▸ What you should do
An exact copy of the records is required, minus the pictures they hold.
_ _ _ _ _ _ _
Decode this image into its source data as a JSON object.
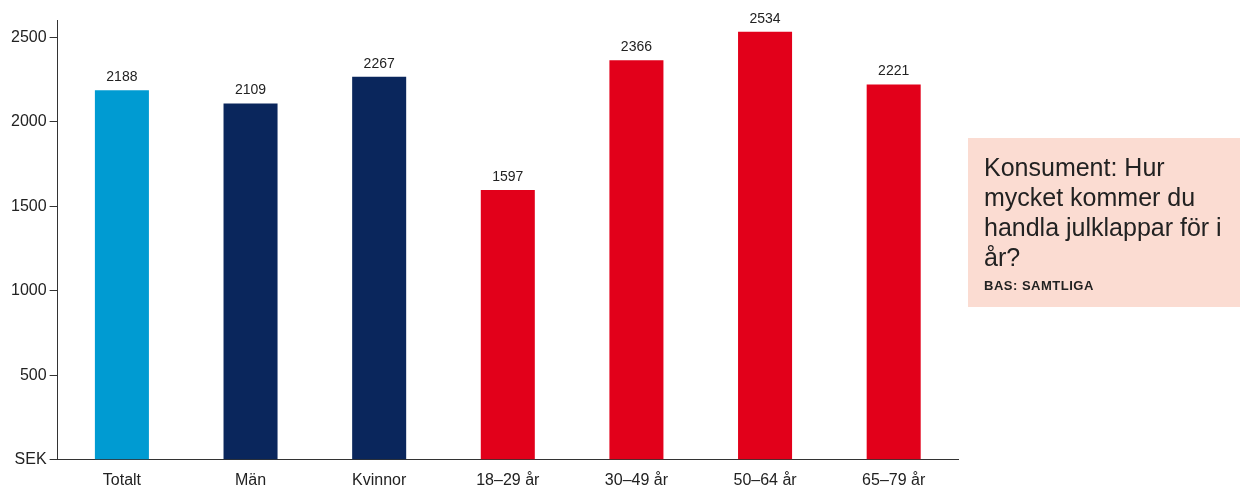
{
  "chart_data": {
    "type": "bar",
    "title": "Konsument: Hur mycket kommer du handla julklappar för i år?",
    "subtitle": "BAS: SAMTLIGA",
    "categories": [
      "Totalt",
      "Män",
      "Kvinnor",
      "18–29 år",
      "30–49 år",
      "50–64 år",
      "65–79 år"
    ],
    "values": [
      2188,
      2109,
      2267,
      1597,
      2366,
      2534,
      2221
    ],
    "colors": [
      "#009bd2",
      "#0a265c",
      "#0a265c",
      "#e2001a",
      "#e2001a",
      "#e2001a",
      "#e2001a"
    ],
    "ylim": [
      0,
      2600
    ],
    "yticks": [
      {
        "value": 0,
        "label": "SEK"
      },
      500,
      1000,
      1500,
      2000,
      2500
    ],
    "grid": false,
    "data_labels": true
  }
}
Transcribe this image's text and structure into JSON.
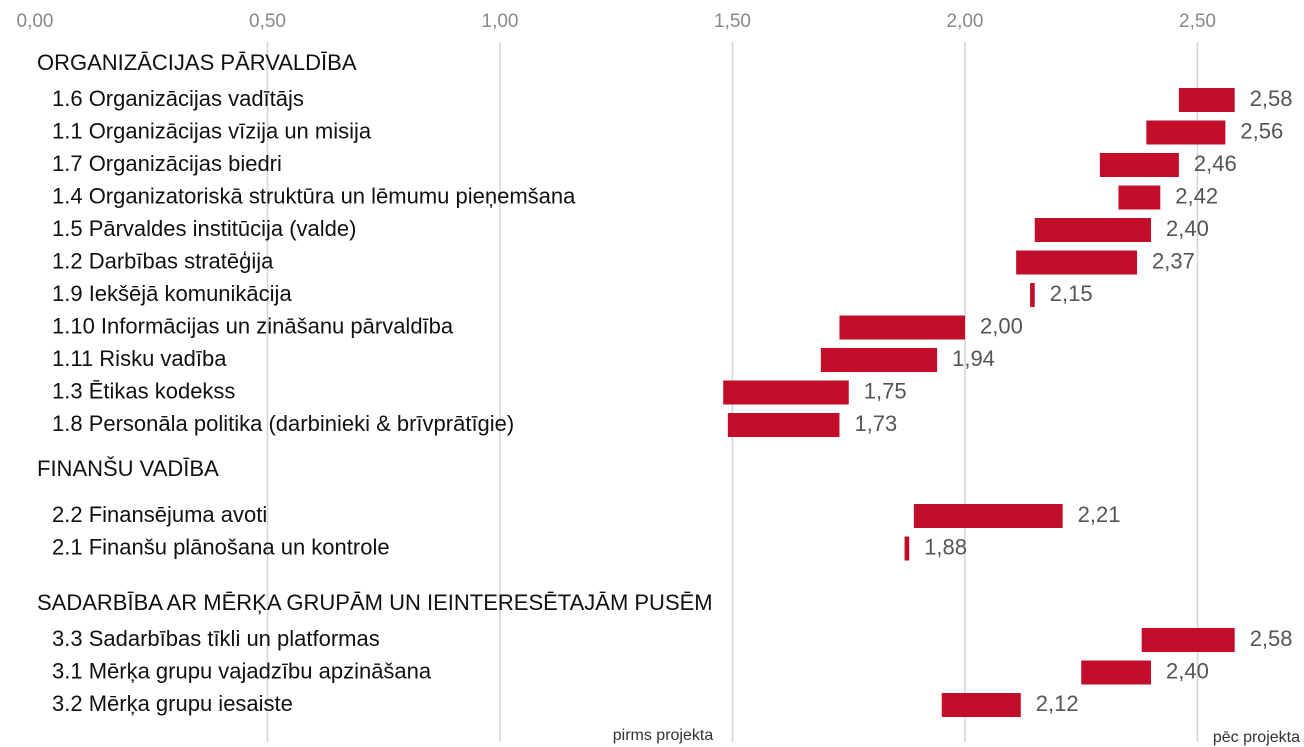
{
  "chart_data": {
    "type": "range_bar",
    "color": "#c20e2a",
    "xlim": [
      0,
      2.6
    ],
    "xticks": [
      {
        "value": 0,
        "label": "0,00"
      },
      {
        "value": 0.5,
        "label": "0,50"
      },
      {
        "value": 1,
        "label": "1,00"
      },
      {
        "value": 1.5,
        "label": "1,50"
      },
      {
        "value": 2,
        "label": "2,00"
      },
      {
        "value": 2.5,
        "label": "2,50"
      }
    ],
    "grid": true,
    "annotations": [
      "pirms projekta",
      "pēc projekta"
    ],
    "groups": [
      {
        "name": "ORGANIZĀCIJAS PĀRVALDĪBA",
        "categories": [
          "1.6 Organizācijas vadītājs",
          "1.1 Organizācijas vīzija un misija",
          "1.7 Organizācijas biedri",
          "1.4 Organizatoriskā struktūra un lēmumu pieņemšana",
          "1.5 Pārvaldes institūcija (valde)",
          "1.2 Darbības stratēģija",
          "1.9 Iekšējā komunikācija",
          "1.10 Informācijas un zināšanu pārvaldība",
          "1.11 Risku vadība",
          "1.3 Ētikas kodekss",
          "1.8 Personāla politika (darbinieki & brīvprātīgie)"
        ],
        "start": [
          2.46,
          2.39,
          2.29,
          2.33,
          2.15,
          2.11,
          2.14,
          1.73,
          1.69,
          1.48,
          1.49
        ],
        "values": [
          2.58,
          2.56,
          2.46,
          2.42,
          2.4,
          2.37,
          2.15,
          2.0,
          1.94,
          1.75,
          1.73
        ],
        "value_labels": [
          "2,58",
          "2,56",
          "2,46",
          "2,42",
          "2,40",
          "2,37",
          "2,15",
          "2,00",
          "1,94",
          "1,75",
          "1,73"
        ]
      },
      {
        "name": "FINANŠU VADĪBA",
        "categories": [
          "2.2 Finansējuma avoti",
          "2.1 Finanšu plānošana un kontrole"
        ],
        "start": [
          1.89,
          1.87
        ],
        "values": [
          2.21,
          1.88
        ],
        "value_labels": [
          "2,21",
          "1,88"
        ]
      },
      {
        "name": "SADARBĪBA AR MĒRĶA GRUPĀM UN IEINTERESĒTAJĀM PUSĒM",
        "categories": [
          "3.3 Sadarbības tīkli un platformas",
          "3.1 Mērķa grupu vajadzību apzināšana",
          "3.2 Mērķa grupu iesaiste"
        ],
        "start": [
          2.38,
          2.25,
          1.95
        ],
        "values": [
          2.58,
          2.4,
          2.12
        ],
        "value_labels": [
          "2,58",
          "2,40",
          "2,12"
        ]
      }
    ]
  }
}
_ _ _ _ _ _ _
▸ Correct result
Decode this image into its source data as a JSON object.
{
  "chart_data": {
    "type": "bar",
    "title": "Konsument: Hur mycket kommer du handla julklappar för i år?",
    "subtitle": "BAS: SAMTLIGA",
    "categories": [
      "Totalt",
      "Män",
      "Kvinnor",
      "18–29 år",
      "30–49 år",
      "50–64 år",
      "65–79 år"
    ],
    "values": [
      2188,
      2109,
      2267,
      1597,
      2366,
      2534,
      2221
    ],
    "colors": [
      "#009bd2",
      "#0a265c",
      "#0a265c",
      "#e2001a",
      "#e2001a",
      "#e2001a",
      "#e2001a"
    ],
    "ylim": [
      0,
      2600
    ],
    "yticks": [
      {
        "value": 0,
        "label": "SEK"
      },
      500,
      1000,
      1500,
      2000,
      2500
    ],
    "grid": false,
    "data_labels": true
  }
}
Transcribe this image's text and structure into JSON.
{
  "chart_data": {
    "type": "range_bar",
    "color": "#c20e2a",
    "xlim": [
      0,
      2.6
    ],
    "xticks": [
      {
        "value": 0,
        "label": "0,00"
      },
      {
        "value": 0.5,
        "label": "0,50"
      },
      {
        "value": 1,
        "label": "1,00"
      },
      {
        "value": 1.5,
        "label": "1,50"
      },
      {
        "value": 2,
        "label": "2,00"
      },
      {
        "value": 2.5,
        "label": "2,50"
      }
    ],
    "grid": true,
    "annotations": [
      "pirms projekta",
      "pēc projekta"
    ],
    "groups": [
      {
        "name": "ORGANIZĀCIJAS PĀRVALDĪBA",
        "categories": [
          "1.6 Organizācijas vadītājs",
          "1.1 Organizācijas vīzija un misija",
          "1.7 Organizācijas biedri",
          "1.4 Organizatoriskā struktūra un lēmumu pieņemšana",
          "1.5 Pārvaldes institūcija (valde)",
          "1.2 Darbības stratēģija",
          "1.9 Iekšējā komunikācija",
          "1.10 Informācijas un zināšanu pārvaldība",
          "1.11 Risku vadība",
          "1.3 Ētikas kodekss",
          "1.8 Personāla politika (darbinieki & brīvprātīgie)"
        ],
        "start": [
          2.46,
          2.39,
          2.29,
          2.33,
          2.15,
          2.11,
          2.14,
          1.73,
          1.69,
          1.48,
          1.49
        ],
        "values": [
          2.58,
          2.56,
          2.46,
          2.42,
          2.4,
          2.37,
          2.15,
          2.0,
          1.94,
          1.75,
          1.73
        ],
        "value_labels": [
          "2,58",
          "2,56",
          "2,46",
          "2,42",
          "2,40",
          "2,37",
          "2,15",
          "2,00",
          "1,94",
          "1,75",
          "1,73"
        ]
      },
      {
        "name": "FINANŠU VADĪBA",
        "categories": [
          "2.2 Finansējuma avoti",
          "2.1 Finanšu plānošana un kontrole"
        ],
        "start": [
          1.89,
          1.87
        ],
        "values": [
          2.21,
          1.88
        ],
        "value_labels": [
          "2,21",
          "1,88"
        ]
      },
      {
        "name": "SADARBĪBA AR MĒRĶA GRUPĀM UN IEINTERESĒTAJĀM PUSĒM",
        "categories": [
          "3.3 Sadarbības tīkli un platformas",
          "3.1 Mērķa grupu vajadzību apzināšana",
          "3.2 Mērķa grupu iesaiste"
        ],
        "start": [
          2.38,
          2.25,
          1.95
        ],
        "values": [
          2.58,
          2.4,
          2.12
        ],
        "value_labels": [
          "2,58",
          "2,40",
          "2,12"
        ]
      }
    ]
  }
}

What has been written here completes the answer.